[WHAT IS NEEDED]
List each line holding the string "конкурс".

[EXERCISE MATERIAL]
● ● ●
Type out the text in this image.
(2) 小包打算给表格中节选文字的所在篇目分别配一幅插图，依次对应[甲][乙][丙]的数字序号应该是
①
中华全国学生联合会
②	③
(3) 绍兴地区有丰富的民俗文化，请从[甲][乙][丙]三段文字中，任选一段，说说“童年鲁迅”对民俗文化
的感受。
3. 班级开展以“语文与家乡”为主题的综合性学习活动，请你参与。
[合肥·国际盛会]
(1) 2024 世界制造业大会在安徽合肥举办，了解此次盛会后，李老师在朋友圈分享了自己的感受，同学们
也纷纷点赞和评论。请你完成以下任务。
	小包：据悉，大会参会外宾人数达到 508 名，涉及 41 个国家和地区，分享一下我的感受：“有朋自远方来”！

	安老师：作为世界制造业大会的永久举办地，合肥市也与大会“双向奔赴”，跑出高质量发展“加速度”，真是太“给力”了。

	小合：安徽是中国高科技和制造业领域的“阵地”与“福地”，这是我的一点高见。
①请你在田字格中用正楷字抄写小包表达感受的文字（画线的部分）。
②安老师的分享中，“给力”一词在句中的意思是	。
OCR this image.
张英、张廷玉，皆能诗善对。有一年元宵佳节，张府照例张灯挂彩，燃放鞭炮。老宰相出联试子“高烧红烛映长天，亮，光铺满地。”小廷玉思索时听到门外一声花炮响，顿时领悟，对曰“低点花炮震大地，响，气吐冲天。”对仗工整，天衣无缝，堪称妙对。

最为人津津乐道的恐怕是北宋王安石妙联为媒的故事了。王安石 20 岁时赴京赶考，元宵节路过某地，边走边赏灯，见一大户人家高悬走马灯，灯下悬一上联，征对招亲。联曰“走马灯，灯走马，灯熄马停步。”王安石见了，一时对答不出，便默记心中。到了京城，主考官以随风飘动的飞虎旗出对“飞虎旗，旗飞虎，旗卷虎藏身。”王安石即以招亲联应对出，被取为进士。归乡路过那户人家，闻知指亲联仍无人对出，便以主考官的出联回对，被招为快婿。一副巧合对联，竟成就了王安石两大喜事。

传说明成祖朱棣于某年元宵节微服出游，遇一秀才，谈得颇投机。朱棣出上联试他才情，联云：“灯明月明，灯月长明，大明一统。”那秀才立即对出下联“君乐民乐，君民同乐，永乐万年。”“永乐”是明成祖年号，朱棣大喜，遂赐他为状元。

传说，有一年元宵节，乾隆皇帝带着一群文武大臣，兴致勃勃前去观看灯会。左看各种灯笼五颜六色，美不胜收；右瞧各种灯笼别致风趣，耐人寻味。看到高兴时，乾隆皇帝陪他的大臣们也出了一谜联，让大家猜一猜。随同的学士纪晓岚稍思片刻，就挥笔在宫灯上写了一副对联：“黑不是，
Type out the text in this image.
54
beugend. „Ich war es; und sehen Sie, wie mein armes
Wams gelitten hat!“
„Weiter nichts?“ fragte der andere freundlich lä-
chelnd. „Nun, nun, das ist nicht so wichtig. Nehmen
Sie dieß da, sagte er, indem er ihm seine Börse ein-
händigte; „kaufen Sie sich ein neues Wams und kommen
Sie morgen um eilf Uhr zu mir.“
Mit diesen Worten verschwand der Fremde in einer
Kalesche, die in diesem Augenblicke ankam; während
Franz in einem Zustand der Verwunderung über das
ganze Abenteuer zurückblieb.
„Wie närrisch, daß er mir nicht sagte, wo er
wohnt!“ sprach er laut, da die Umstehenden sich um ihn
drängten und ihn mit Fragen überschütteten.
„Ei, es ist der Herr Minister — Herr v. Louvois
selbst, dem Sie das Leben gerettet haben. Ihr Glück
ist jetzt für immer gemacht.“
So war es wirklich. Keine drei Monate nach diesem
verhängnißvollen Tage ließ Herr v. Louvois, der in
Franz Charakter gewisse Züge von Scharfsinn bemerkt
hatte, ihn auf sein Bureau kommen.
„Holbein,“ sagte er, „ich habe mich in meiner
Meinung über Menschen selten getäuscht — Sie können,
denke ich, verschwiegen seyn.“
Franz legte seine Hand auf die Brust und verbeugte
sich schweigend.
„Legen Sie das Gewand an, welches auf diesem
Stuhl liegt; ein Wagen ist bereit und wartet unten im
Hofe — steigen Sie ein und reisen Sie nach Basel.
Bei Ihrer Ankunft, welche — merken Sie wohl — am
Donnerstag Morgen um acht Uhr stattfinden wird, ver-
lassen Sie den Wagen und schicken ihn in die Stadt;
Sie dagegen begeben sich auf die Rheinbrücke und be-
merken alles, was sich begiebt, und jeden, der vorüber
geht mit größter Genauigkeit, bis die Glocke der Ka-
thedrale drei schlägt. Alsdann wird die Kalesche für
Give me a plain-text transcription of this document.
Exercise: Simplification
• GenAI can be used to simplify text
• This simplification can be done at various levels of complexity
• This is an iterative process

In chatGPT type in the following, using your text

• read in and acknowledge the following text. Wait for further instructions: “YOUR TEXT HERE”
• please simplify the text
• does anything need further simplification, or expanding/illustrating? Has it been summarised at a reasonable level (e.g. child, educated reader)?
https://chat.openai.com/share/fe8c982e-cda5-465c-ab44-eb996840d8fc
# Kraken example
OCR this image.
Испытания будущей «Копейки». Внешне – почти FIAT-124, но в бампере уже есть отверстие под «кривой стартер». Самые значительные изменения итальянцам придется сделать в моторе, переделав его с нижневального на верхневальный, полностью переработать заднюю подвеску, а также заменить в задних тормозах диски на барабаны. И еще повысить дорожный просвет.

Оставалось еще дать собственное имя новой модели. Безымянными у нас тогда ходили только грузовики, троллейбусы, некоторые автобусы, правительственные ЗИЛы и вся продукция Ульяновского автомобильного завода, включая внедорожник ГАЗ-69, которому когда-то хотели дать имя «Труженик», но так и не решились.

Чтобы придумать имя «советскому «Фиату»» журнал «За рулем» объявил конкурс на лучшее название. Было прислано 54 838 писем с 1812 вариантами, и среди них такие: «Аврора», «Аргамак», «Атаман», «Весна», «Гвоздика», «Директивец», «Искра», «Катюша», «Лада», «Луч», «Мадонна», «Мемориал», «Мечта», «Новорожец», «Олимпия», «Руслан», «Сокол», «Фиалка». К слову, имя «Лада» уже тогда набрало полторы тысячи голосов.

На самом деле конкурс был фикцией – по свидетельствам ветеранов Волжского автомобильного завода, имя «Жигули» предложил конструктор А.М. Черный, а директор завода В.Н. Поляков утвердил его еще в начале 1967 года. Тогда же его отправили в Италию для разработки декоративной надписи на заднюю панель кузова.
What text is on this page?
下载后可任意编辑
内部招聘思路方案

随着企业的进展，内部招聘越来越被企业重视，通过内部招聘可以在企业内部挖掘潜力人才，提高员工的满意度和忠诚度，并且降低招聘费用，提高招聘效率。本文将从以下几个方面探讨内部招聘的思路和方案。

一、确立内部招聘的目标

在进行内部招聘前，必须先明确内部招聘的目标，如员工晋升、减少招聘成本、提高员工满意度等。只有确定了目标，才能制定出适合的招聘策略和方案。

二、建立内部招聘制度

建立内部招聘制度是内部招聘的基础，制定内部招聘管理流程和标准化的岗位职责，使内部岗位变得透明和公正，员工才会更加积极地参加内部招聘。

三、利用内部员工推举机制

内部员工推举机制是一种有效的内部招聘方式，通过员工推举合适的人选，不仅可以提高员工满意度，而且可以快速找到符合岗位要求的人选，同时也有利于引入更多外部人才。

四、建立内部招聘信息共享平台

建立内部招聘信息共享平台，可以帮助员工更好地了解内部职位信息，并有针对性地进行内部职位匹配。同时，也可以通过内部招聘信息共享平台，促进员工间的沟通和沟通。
● ● ●
[COMPLETED TASK]
Чтобы придумать имя «советскому «Фиату»» журнал «За рулем» объявил конкурс на лучшее название. Было прислано 54 838 писем с 1812 вариантами, и среди них такие: «Аврора», «Аргамак», «Атаман», «Весна», «Гвоздика», «Директивец», «Искра», «Катюша», «Лада», «Луч», «Мадонна», «Мемориал», «Мечта», «Новорожец», «Олимпия», «Руслан», «Сокол», «Фиалка». К слову, имя «Лада» уже тогда набрало полторы тысячи голосов.
На самом деле конкурс был фикцией – по свидетельствам ветеранов Волжского автомобильного завода, имя «Жигули» предложил конструктор А.М. Черный, а директор завода В.Н. Поляков утвердил его еще в начале 1967 года. Тогда же его отправили в Италию для разработки декоративной надписи на заднюю панель кузова.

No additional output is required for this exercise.